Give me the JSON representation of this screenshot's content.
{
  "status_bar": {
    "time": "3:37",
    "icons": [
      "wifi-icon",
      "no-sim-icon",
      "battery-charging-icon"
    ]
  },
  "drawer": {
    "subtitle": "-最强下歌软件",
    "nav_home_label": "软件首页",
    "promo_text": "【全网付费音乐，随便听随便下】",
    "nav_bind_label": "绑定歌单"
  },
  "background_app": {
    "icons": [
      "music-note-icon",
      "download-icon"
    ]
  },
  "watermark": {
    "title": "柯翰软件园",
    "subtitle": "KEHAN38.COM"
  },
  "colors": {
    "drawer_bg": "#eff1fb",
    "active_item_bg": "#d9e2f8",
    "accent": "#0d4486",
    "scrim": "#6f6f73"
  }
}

## WHAT YOU SHOULD DO
Reproduce the full listing word for word.

## CORRECT RESPONSE
Give me the JSON representation of this screenshot's content.
{
  "status_bar": {
    "time": "3:37",
    "icons": [
      "wifi-icon",
      "no-sim-icon",
      "battery-charging-icon"
    ]
  },
  "drawer": {
    "subtitle": "-最强下歌软件",
    "nav_home_label": "软件首页",
    "promo_text": "【全网付费音乐，随便听随便下】",
    "nav_bind_label": "绑定歌单"
  },
  "background_app": {
    "icons": [
      "music-note-icon",
      "download-icon"
    ]
  },
  "watermark": {
    "title": "柯翰软件园",
    "subtitle": "KEHAN38.COM"
  },
  "colors": {
    "drawer_bg": "#eff1fb",
    "active_item_bg": "#d9e2f8",
    "accent": "#0d4486",
    "scrim": "#6f6f73"
  }
}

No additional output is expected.